## Extracted data entries
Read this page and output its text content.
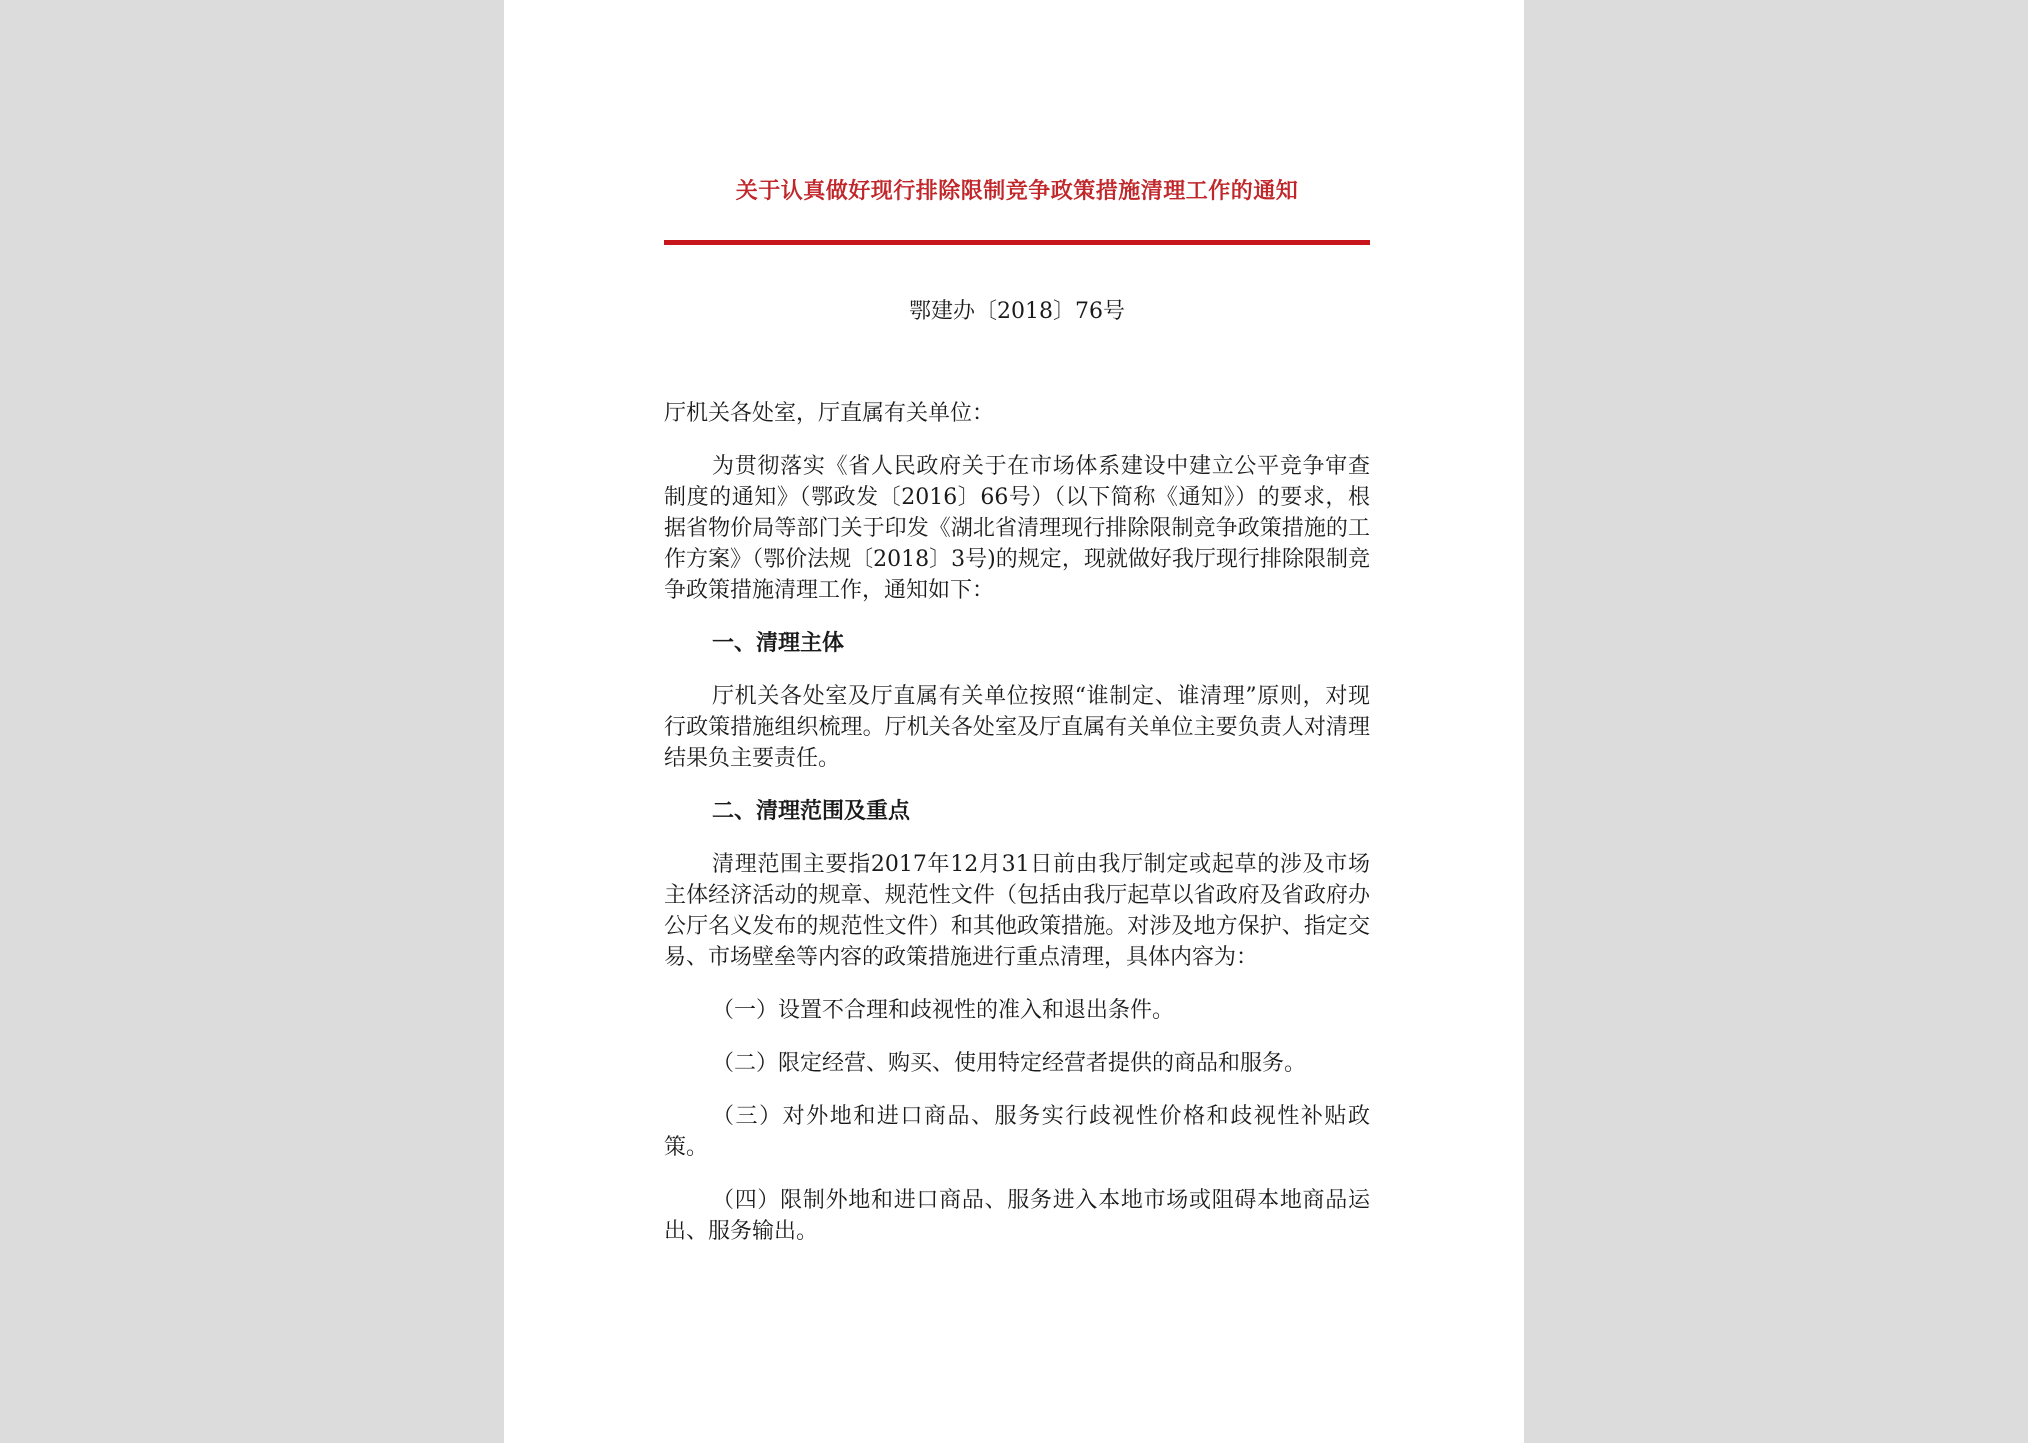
关于认真做好现行排除限制竞争政策措施清理工作的通知
鄂建办〔2018〕76号

厅机关各处室，厅直属有关单位：

为贯彻落实《省人民政府关于在市场体系建设中建立公平竞争审查制度的通知》（鄂政发〔2016〕66号）（以下简称《通知》）的要求，根据省物价局等部门关于印发《湖北省清理现行排除限制竞争政策措施的工作方案》（鄂价法规〔2018〕3号)的规定，现就做好我厅现行排除限制竞争政策措施清理工作，通知如下：

一、清理主体

厅机关各处室及厅直属有关单位按照“谁制定、谁清理”原则，对现行政策措施组织梳理。厅机关各处室及厅直属有关单位主要负责人对清理结果负主要责任。

二、清理范围及重点

清理范围主要指2017年12月31日前由我厅制定或起草的涉及市场主体经济活动的规章、规范性文件（包括由我厅起草以省政府及省政府办公厅名义发布的规范性文件）和其他政策措施。对涉及地方保护、指定交易、市场壁垒等内容的政策措施进行重点清理，具体内容为：

（一）设置不合理和歧视性的准入和退出条件。

（二）限定经营、购买、使用特定经营者提供的商品和服务。

（三）对外地和进口商品、服务实行歧视性价格和歧视性补贴政策。

（四）限制外地和进口商品、服务进入本地市场或阻碍本地商品运出、服务输出。
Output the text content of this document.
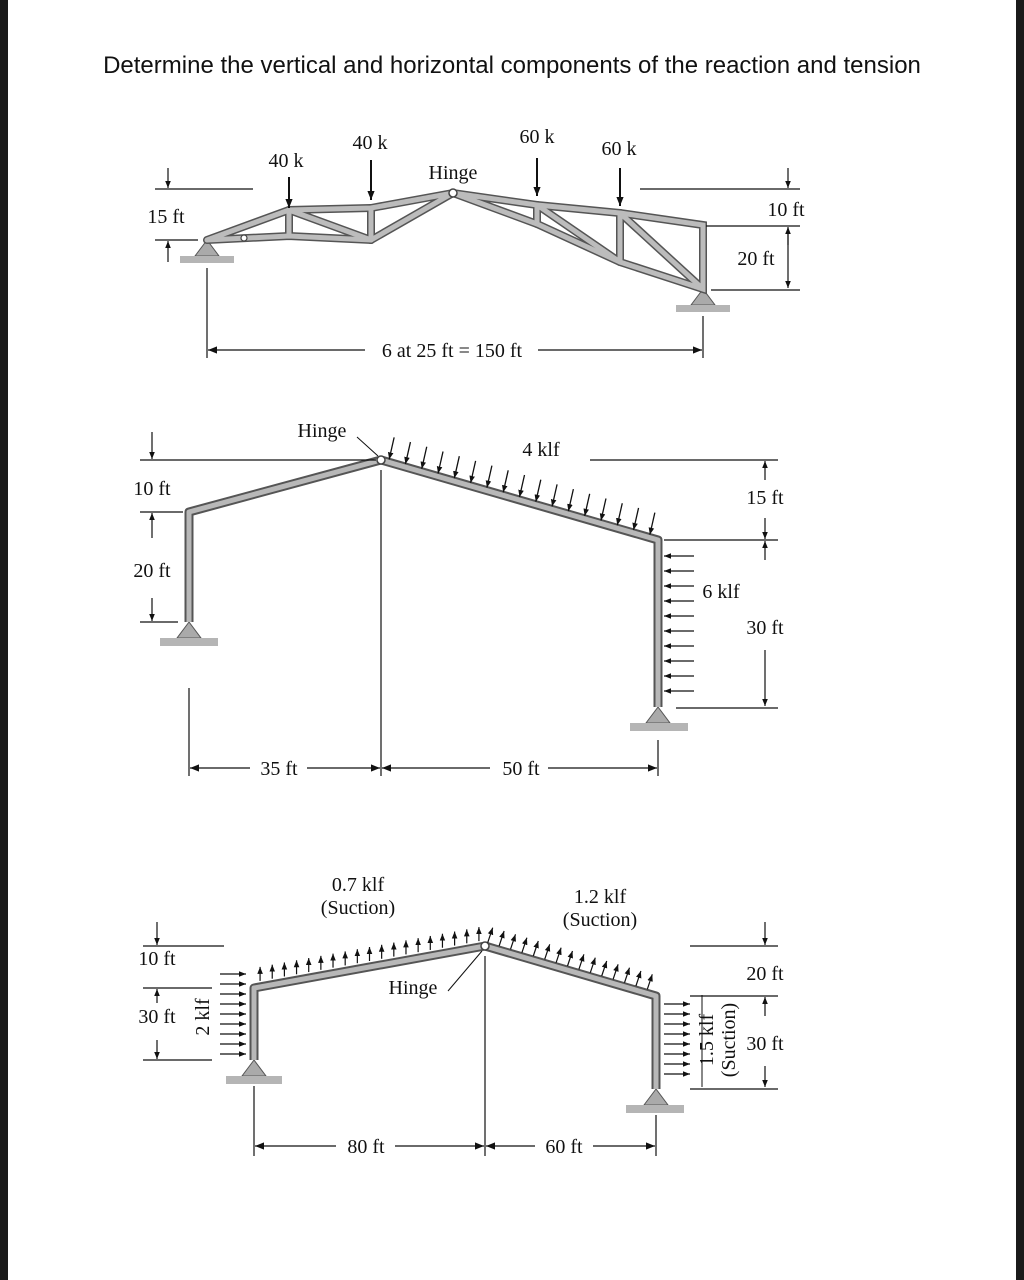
Determine the vertical and horizontal components of the reaction and tension
40 k
40 k	60 k
60 k
Hinge
15 ft	10 ft
20 ft
6 at 25 ft = 150 ft
Hinge
4 klf
6 klf
10 ft
20 ft
15 ft
30 ft
35 ft	50 ft
0.7 klf
(Suction)	1.2 klf
(Suction)
Hinge
2 klf	1.5 klf (Suction)
10 ft
30 ft
20 ft
30 ft
80 ft	60 ft
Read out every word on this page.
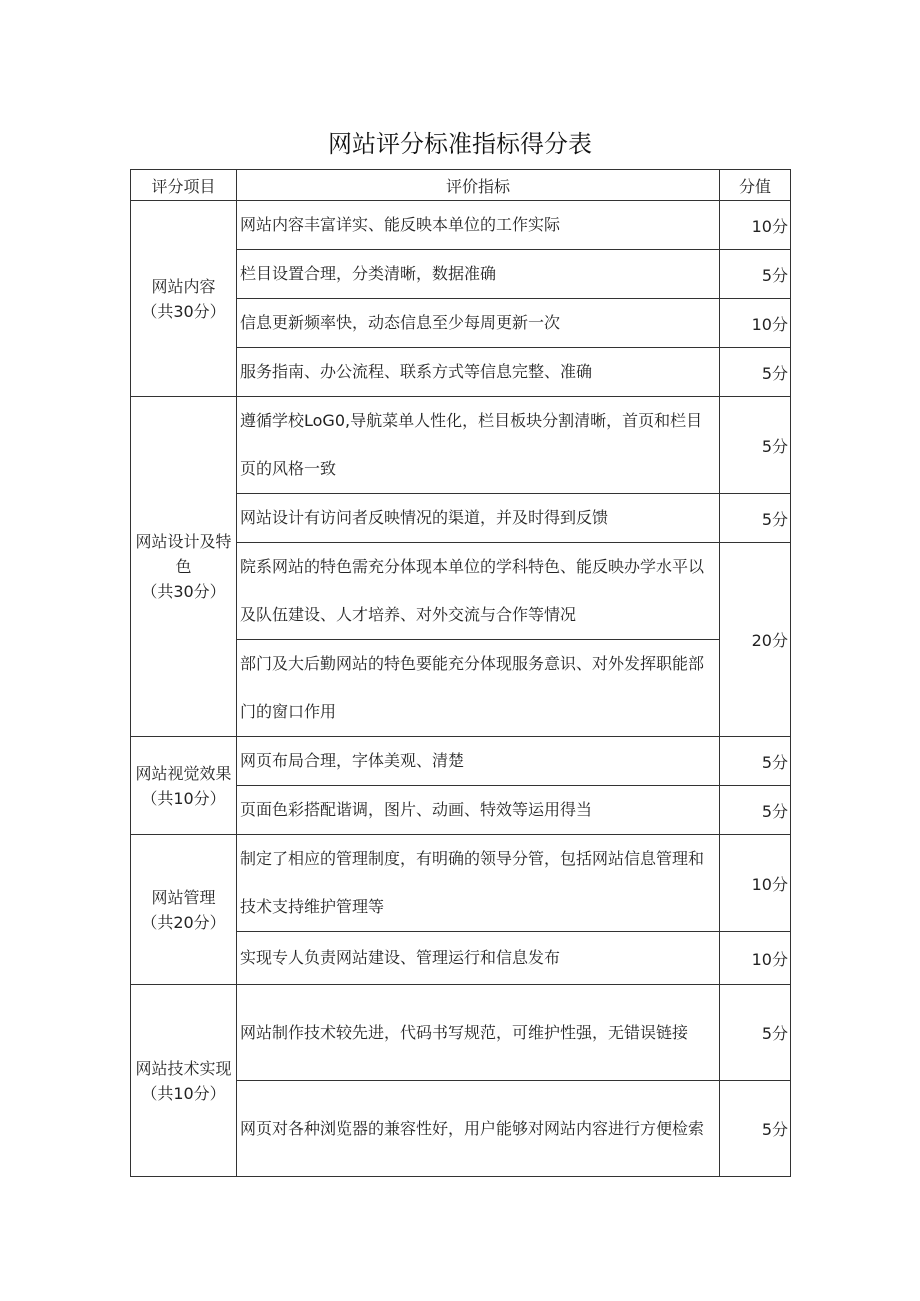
网站评分标准指标得分表
评分项目	评价指标	分值

网站内容
（共30分）	网站内容丰富详实、能反映本单位的工作实际	10分
	栏目设置合理，分类清晰，数据准确	5分
	信息更新频率快，动态信息至少每周更新一次	10分
	服务指南、办公流程、联系方式等信息完整、准确	5分

网站设计及特色
（共30分）	遵循学校LoG0,导航菜单人性化，栏目板块分割清晰，首页和栏目页的风格一致	5分
	网站设计有访问者反映情况的渠道，并及时得到反馈	5分
	院系网站的特色需充分体现本单位的学科特色、能反映办学水平以及队伍建设、人才培养、对外交流与合作等情况	20分
	部门及大后勤网站的特色要能充分体现服务意识、对外发挥职能部门的窗口作用	

网站视觉效果
（共10分）	网页布局合理，字体美观、清楚	5分
	页面色彩搭配谐调，图片、动画、特效等运用得当	5分

网站管理
（共20分）	制定了相应的管理制度，有明确的领导分管，包括网站信息管理和技术支持维护管理等	10分
	实现专人负责网站建设、管理运行和信息发布	10分

网站技术实现
（共10分）	网站制作技术较先进，代码书写规范，可维护性强，无错误链接	5分
	网页对各种浏览器的兼容性好，用户能够对网站内容进行方便检索	5分
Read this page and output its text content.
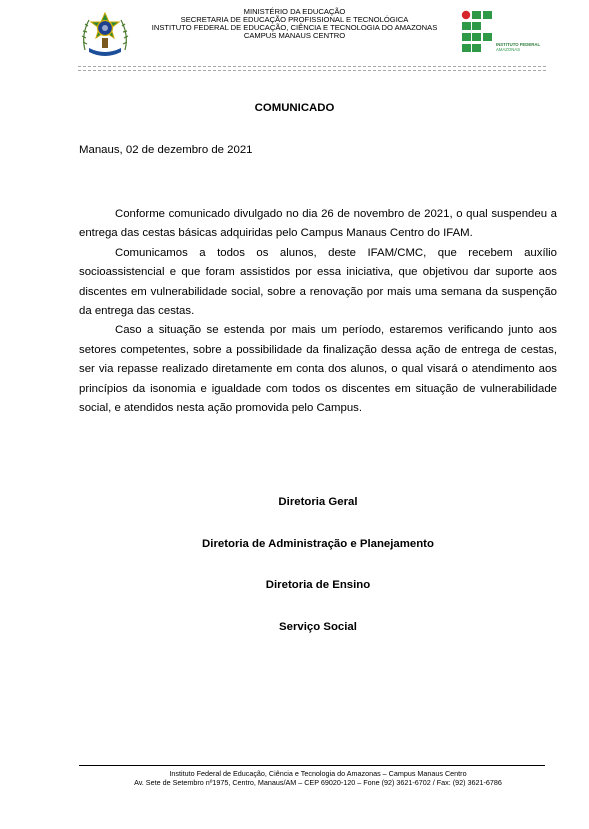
MINISTÉRIO DA EDUCAÇÃO
SECRETARIA DE EDUCAÇÃO PROFISSIONAL E TECNOLÓGICA
INSTITUTO FEDERAL DE EDUCAÇÃO, CIÊNCIA E TECNOLOGIA DO AMAZONAS
CAMPUS MANAUS CENTRO
INSTITUTO FEDERAL
AMAZONAS
COMUNICADO
Manaus, 02 de dezembro de 2021

Conforme comunicado divulgado no dia 26 de novembro de 2021, o qual suspendeu a entrega das cestas básicas adquiridas pelo Campus Manaus Centro do IFAM.

Comunicamos a todos os alunos, deste IFAM/CMC, que recebem auxílio socioassistencial e que foram assistidos por essa iniciativa, que objetivou dar suporte aos discentes em vulnerabilidade social, sobre a renovação por mais uma semana da suspenção da entrega das cestas.

Caso a situação se estenda por mais um período, estaremos verificando junto aos setores competentes, sobre a possibilidade da finalização dessa ação de entrega de cestas, ser via repasse realizado diretamente em conta dos alunos, o qual visará o atendimento aos princípios da isonomia e igualdade com todos os discentes em situação de vulnerabilidade social, e atendidos nesta ação promovida pelo Campus.

Diretoria Geral
Diretoria de Administração e Planejamento
Diretoria de Ensino
Serviço Social
Instituto Federal de Educação, Ciência e Tecnologia do Amazonas – Campus Manaus Centro
Av. Sete de Setembro nº1975, Centro, Manaus/AM – CEP 69020-120 – Fone (92) 3621-6702 / Fax: (92) 3621-6786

## What you are asked to do
Transcribe the whole listing exactly. Pictures are excluded.

## Exercise answer
Read this page and output its text content.
关于认真做好现行排除限制竞争政策措施清理工作的通知
鄂建办〔2018〕76号

厅机关各处室，厅直属有关单位：

为贯彻落实《省人民政府关于在市场体系建设中建立公平竞争审查制度的通知》（鄂政发〔2016〕66号）（以下简称《通知》）的要求，根据省物价局等部门关于印发《湖北省清理现行排除限制竞争政策措施的工作方案》（鄂价法规〔2018〕3号)的规定，现就做好我厅现行排除限制竞争政策措施清理工作，通知如下：

一、清理主体

厅机关各处室及厅直属有关单位按照“谁制定、谁清理”原则，对现行政策措施组织梳理。厅机关各处室及厅直属有关单位主要负责人对清理结果负主要责任。

二、清理范围及重点

清理范围主要指2017年12月31日前由我厅制定或起草的涉及市场主体经济活动的规章、规范性文件（包括由我厅起草以省政府及省政府办公厅名义发布的规范性文件）和其他政策措施。对涉及地方保护、指定交易、市场壁垒等内容的政策措施进行重点清理，具体内容为：

（一）设置不合理和歧视性的准入和退出条件。

（二）限定经营、购买、使用特定经营者提供的商品和服务。

（三）对外地和进口商品、服务实行歧视性价格和歧视性补贴政策。

（四）限制外地和进口商品、服务进入本地市场或阻碍本地商品运出、服务输出。
Output the text content of this document.
Determine the vertical and horizontal components of the reaction and tension
40 k
40 k	60 k
60 k
Hinge
15 ft	10 ft
20 ft
6 at 25 ft = 150 ft
Hinge
4 klf
6 klf
10 ft
20 ft
15 ft
30 ft
35 ft	50 ft
0.7 klf
(Suction)	1.2 klf
(Suction)
Hinge
2 klf	1.5 klf (Suction)
10 ft
30 ft
20 ft
30 ft
80 ft	60 ft
Read out every word on this page.
网站评分标准指标得分表
评分项目	评价指标	分值

网站内容
（共30分）	网站内容丰富详实、能反映本单位的工作实际	10分
	栏目设置合理，分类清晰，数据准确	5分
	信息更新频率快，动态信息至少每周更新一次	10分
	服务指南、办公流程、联系方式等信息完整、准确	5分

网站设计及特色
（共30分）	遵循学校LoG0,导航菜单人性化，栏目板块分割清晰，首页和栏目页的风格一致	5分
	网站设计有访问者反映情况的渠道，并及时得到反馈	5分
	院系网站的特色需充分体现本单位的学科特色、能反映办学水平以及队伍建设、人才培养、对外交流与合作等情况	20分
	部门及大后勤网站的特色要能充分体现服务意识、对外发挥职能部门的窗口作用	

网站视觉效果
（共10分）	网页布局合理，字体美观、清楚	5分
	页面色彩搭配谐调，图片、动画、特效等运用得当	5分

网站管理
（共20分）	制定了相应的管理制度，有明确的领导分管，包括网站信息管理和技术支持维护管理等	10分
	实现专人负责网站建设、管理运行和信息发布	10分

网站技术实现
（共10分）	网站制作技术较先进，代码书写规范，可维护性强，无错误链接	5分
	网页对各种浏览器的兼容性好，用户能够对网站内容进行方便检索	5分
Read this page and output its text content.
MINISTÉRIO DA EDUCAÇÃO
SECRETARIA DE EDUCAÇÃO PROFISSIONAL E TECNOLÓGICA
INSTITUTO FEDERAL DE EDUCAÇÃO, CIÊNCIA E TECNOLOGIA DO AMAZONAS
CAMPUS MANAUS CENTRO
INSTITUTO FEDERAL
AMAZONAS
COMUNICADO
Manaus, 02 de dezembro de 2021

Conforme comunicado divulgado no dia 26 de novembro de 2021, o qual suspendeu a entrega das cestas básicas adquiridas pelo Campus Manaus Centro do IFAM.

Comunicamos a todos os alunos, deste IFAM/CMC, que recebem auxílio socioassistencial e que foram assistidos por essa iniciativa, que objetivou dar suporte aos discentes em vulnerabilidade social, sobre a renovação por mais uma semana da suspenção da entrega das cestas.

Caso a situação se estenda por mais um período, estaremos verificando junto aos setores competentes, sobre a possibilidade da finalização dessa ação de entrega de cestas, ser via repasse realizado diretamente em conta dos alunos, o qual visará o atendimento aos princípios da isonomia e igualdade com todos os discentes em situação de vulnerabilidade social, e atendidos nesta ação promovida pelo Campus.

Diretoria Geral
Diretoria de Administração e Planejamento
Diretoria de Ensino
Serviço Social
Instituto Federal de Educação, Ciência e Tecnologia do Amazonas – Campus Manaus Centro
Av. Sete de Setembro nº1975, Centro, Manaus/AM – CEP 69020-120 – Fone (92) 3621-6702 / Fax: (92) 3621-6786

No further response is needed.